Give the data below again exactly as written, without its pictures.

(Data excerpts)
^^^^^^^^

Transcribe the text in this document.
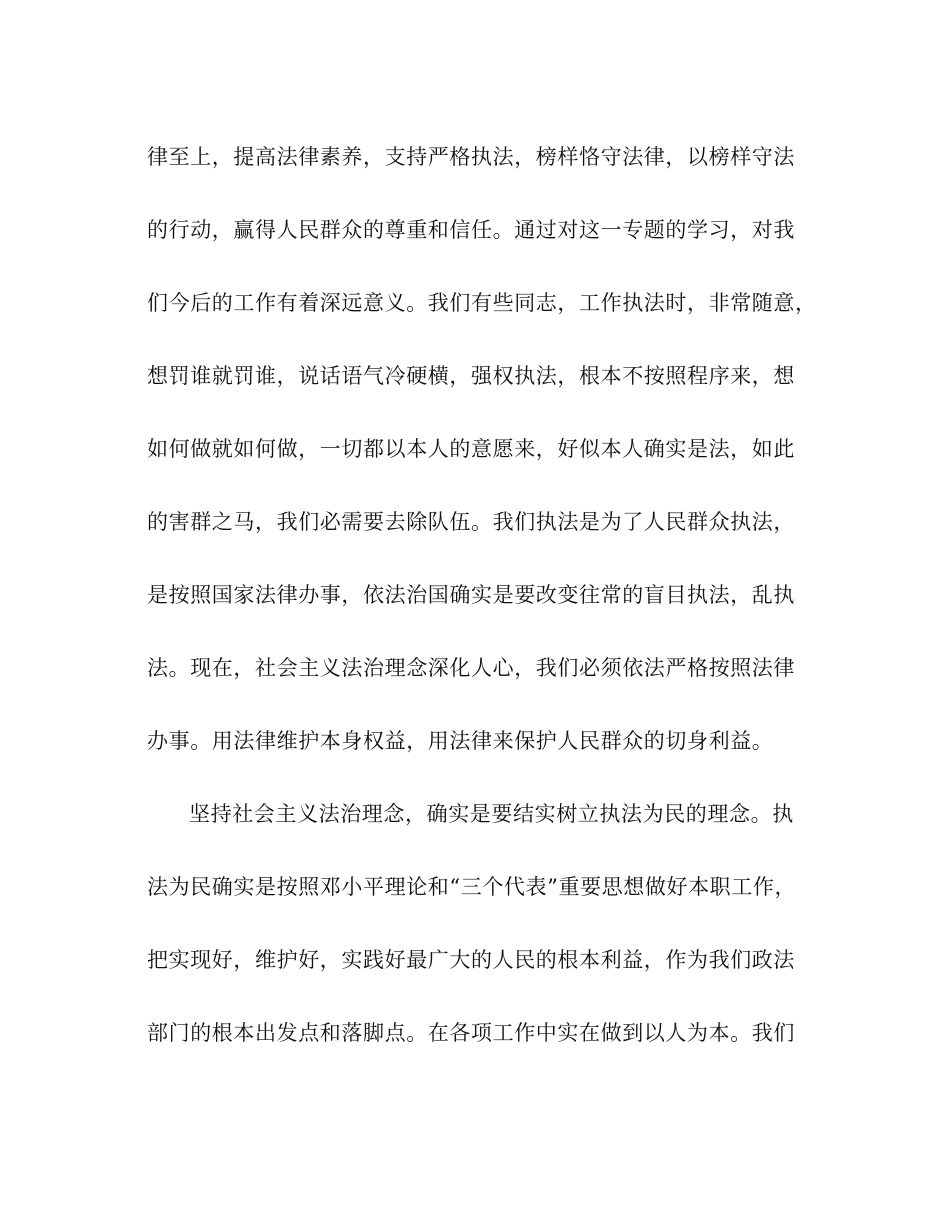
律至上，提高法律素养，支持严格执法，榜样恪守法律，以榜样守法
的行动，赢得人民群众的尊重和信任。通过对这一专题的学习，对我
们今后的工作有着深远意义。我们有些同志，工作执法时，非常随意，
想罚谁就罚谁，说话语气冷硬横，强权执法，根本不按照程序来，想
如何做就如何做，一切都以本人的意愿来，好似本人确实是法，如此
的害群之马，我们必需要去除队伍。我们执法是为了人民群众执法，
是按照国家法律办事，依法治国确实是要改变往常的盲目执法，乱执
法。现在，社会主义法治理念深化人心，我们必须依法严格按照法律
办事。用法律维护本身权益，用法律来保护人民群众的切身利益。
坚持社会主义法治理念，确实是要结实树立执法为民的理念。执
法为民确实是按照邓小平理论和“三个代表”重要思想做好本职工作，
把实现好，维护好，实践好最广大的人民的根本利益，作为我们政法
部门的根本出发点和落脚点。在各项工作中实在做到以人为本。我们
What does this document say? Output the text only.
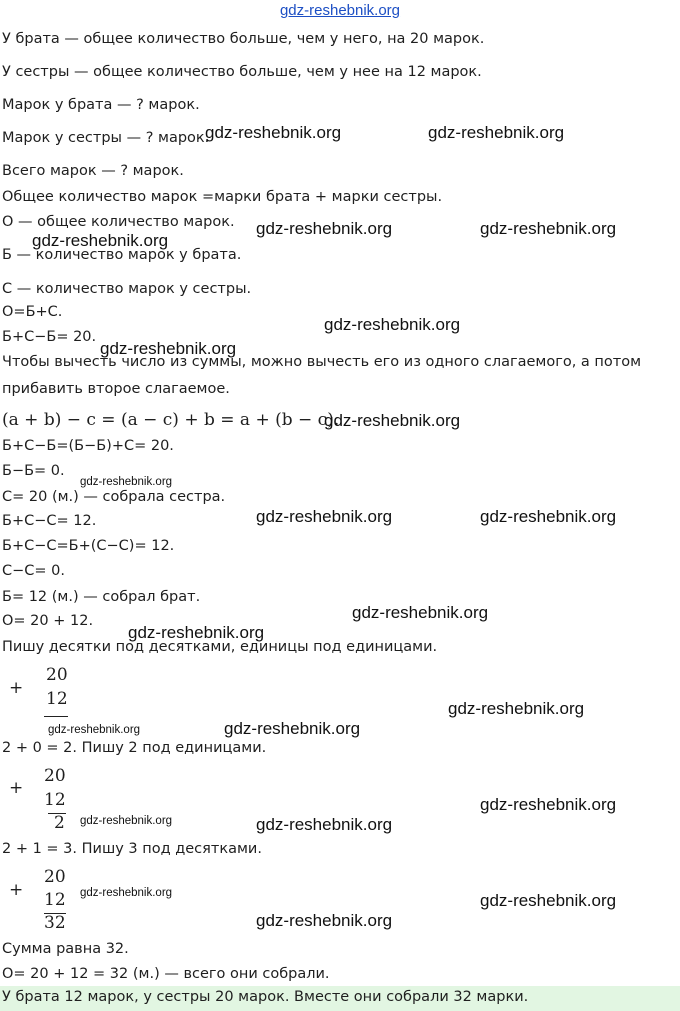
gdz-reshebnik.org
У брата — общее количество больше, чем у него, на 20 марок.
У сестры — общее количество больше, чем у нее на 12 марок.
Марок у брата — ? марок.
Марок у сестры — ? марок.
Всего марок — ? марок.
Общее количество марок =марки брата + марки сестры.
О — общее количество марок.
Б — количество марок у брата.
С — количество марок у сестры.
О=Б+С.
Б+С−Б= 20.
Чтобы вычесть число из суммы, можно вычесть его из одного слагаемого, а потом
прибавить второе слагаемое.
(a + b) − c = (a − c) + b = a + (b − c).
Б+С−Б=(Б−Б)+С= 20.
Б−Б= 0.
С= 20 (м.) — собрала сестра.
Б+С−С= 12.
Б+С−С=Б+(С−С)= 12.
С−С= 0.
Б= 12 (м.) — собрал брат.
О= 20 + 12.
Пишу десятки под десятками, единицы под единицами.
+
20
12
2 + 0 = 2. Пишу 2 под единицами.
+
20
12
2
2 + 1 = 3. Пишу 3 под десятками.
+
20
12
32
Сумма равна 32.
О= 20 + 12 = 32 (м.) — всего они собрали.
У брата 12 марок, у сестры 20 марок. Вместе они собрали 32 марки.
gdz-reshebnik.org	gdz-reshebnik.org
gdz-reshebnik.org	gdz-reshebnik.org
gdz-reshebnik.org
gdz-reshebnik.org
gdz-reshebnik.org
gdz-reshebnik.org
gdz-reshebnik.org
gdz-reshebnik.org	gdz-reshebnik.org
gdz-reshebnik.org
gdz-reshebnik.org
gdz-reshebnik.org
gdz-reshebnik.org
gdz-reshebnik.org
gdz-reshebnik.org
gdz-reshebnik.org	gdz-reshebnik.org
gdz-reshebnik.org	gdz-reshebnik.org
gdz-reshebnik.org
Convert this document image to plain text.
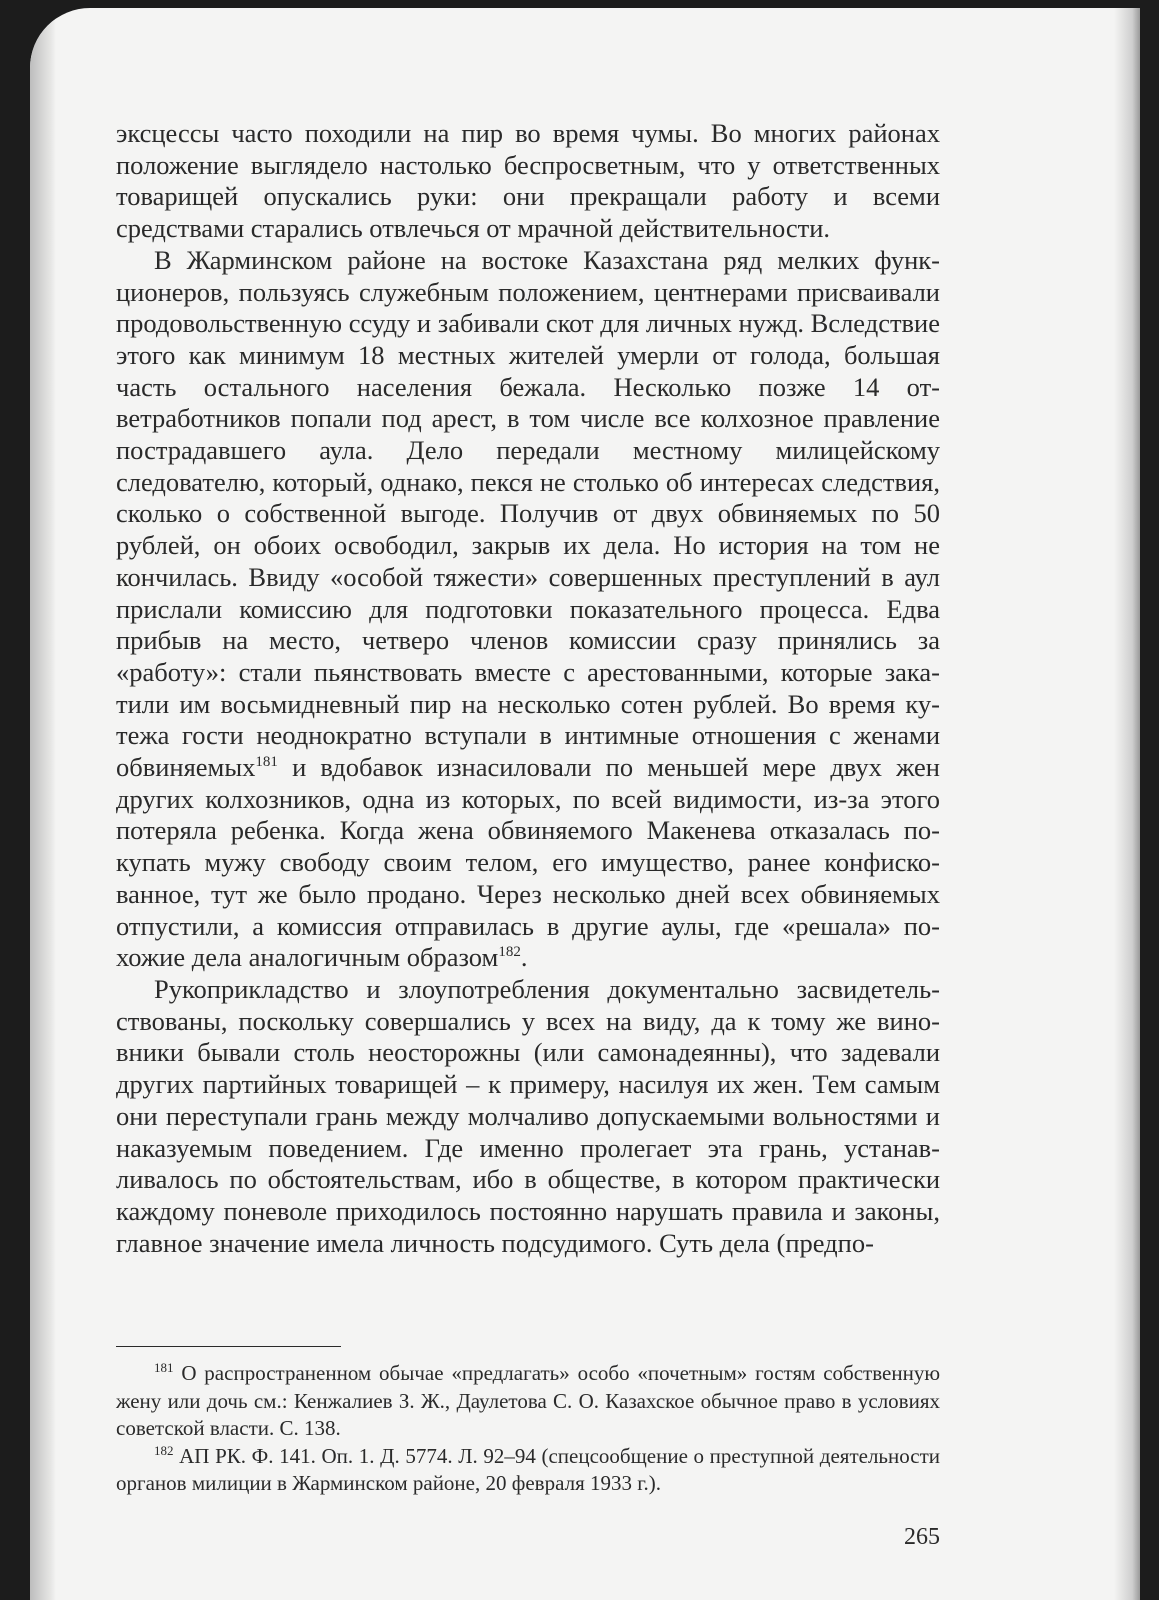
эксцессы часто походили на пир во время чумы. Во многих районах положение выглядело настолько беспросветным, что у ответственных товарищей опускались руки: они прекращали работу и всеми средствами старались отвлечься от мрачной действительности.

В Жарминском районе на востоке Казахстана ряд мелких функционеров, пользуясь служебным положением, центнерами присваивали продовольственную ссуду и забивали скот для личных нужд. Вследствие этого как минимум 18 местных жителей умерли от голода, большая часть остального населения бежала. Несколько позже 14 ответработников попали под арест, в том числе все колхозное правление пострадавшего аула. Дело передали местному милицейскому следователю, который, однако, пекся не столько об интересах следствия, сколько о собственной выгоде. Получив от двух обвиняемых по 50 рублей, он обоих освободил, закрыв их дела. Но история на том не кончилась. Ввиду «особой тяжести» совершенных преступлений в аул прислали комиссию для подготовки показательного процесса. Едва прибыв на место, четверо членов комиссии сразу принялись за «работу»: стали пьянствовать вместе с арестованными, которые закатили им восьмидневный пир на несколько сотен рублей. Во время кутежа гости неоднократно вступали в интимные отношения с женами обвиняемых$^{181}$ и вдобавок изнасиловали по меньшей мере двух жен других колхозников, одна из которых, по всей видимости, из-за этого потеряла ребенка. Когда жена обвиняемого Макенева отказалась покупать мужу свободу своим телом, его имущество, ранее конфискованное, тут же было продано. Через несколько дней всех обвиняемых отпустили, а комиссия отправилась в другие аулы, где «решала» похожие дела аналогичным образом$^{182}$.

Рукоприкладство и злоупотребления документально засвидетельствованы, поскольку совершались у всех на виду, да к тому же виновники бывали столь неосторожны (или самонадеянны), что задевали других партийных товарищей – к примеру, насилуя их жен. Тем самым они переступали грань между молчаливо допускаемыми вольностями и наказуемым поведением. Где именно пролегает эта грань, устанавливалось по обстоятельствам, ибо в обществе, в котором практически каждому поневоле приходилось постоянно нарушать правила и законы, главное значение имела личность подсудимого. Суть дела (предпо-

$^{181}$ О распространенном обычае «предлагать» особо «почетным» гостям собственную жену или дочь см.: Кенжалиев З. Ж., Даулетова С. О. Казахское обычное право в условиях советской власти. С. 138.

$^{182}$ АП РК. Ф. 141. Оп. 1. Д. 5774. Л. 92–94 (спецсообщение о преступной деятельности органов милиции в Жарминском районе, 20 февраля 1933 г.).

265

^^^^^^^^

Exercise answer:
Transcribe the text in this document.
律至上，提高法律素养，支持严格执法，榜样恪守法律，以榜样守法
的行动，赢得人民群众的尊重和信任。通过对这一专题的学习，对我
们今后的工作有着深远意义。我们有些同志，工作执法时，非常随意，
想罚谁就罚谁，说话语气冷硬横，强权执法，根本不按照程序来，想
如何做就如何做，一切都以本人的意愿来，好似本人确实是法，如此
的害群之马，我们必需要去除队伍。我们执法是为了人民群众执法，
是按照国家法律办事，依法治国确实是要改变往常的盲目执法，乱执
法。现在，社会主义法治理念深化人心，我们必须依法严格按照法律
办事。用法律维护本身权益，用法律来保护人民群众的切身利益。
坚持社会主义法治理念，确实是要结实树立执法为民的理念。执
法为民确实是按照邓小平理论和“三个代表”重要思想做好本职工作，
把实现好，维护好，实践好最广大的人民的根本利益，作为我们政法
部门的根本出发点和落脚点。在各项工作中实在做到以人为本。我们
What does this document say? Output the text only.
gdz-reshebnik.org
У брата — общее количество больше, чем у него, на 20 марок.
У сестры — общее количество больше, чем у нее на 12 марок.
Марок у брата — ? марок.
Марок у сестры — ? марок.
Всего марок — ? марок.
Общее количество марок =марки брата + марки сестры.
О — общее количество марок.
Б — количество марок у брата.
С — количество марок у сестры.
О=Б+С.
Б+С−Б= 20.
Чтобы вычесть число из суммы, можно вычесть его из одного слагаемого, а потом
прибавить второе слагаемое.
(a + b) − c = (a − c) + b = a + (b − c).
Б+С−Б=(Б−Б)+С= 20.
Б−Б= 0.
С= 20 (м.) — собрала сестра.
Б+С−С= 12.
Б+С−С=Б+(С−С)= 12.
С−С= 0.
Б= 12 (м.) — собрал брат.
О= 20 + 12.
Пишу десятки под десятками, единицы под единицами.
+
20
12
2 + 0 = 2. Пишу 2 под единицами.
+
20
12
2
2 + 1 = 3. Пишу 3 под десятками.
+
20
12
32
Сумма равна 32.
О= 20 + 12 = 32 (м.) — всего они собрали.
У брата 12 марок, у сестры 20 марок. Вместе они собрали 32 марки.
gdz-reshebnik.org	gdz-reshebnik.org
gdz-reshebnik.org	gdz-reshebnik.org
gdz-reshebnik.org
gdz-reshebnik.org
gdz-reshebnik.org
gdz-reshebnik.org
gdz-reshebnik.org
gdz-reshebnik.org	gdz-reshebnik.org
gdz-reshebnik.org
gdz-reshebnik.org
gdz-reshebnik.org
gdz-reshebnik.org
gdz-reshebnik.org
gdz-reshebnik.org
gdz-reshebnik.org	gdz-reshebnik.org
gdz-reshebnik.org	gdz-reshebnik.org
gdz-reshebnik.org
Convert this document image to plain text.
эксцессы часто походили на пир во время чумы. Во многих районах положение выглядело настолько беспросветным, что у ответственных товарищей опускались руки: они прекращали работу и всеми средствами старались отвлечься от мрачной действительности.

В Жарминском районе на востоке Казахстана ряд мелких функционеров, пользуясь служебным положением, центнерами присваивали продовольственную ссуду и забивали скот для личных нужд. Вследствие этого как минимум 18 местных жителей умерли от голода, большая часть остального населения бежала. Несколько позже 14 ответработников попали под арест, в том числе все колхозное правление пострадавшего аула. Дело передали местному милицейскому следователю, который, однако, пекся не столько об интересах следствия, сколько о собственной выгоде. Получив от двух обвиняемых по 50 рублей, он обоих освободил, закрыв их дела. Но история на том не кончилась. Ввиду «особой тяжести» совершенных преступлений в аул прислали комиссию для подготовки показательного процесса. Едва прибыв на место, четверо членов комиссии сразу принялись за «работу»: стали пьянствовать вместе с арестованными, которые закатили им восьмидневный пир на несколько сотен рублей. Во время кутежа гости неоднократно вступали в интимные отношения с женами обвиняемых$^{181}$ и вдобавок изнасиловали по меньшей мере двух жен других колхозников, одна из которых, по всей видимости, из-за этого потеряла ребенка. Когда жена обвиняемого Макенева отказалась покупать мужу свободу своим телом, его имущество, ранее конфискованное, тут же было продано. Через несколько дней всех обвиняемых отпустили, а комиссия отправилась в другие аулы, где «решала» похожие дела аналогичным образом$^{182}$.

Рукоприкладство и злоупотребления документально засвидетельствованы, поскольку совершались у всех на виду, да к тому же виновники бывали столь неосторожны (или самонадеянны), что задевали других партийных товарищей – к примеру, насилуя их жен. Тем самым они переступали грань между молчаливо допускаемыми вольностями и наказуемым поведением. Где именно пролегает эта грань, устанавливалось по обстоятельствам, ибо в обществе, в котором практически каждому поневоле приходилось постоянно нарушать правила и законы, главное значение имела личность подсудимого. Суть дела (предпо-

$^{181}$ О распространенном обычае «предлагать» особо «почетным» гостям собственную жену или дочь см.: Кенжалиев З. Ж., Даулетова С. О. Казахское обычное право в условиях советской власти. С. 138.

$^{182}$ АП РК. Ф. 141. Оп. 1. Д. 5774. Л. 92–94 (спецсообщение о преступной деятельности органов милиции в Жарминском районе, 20 февраля 1933 г.).

265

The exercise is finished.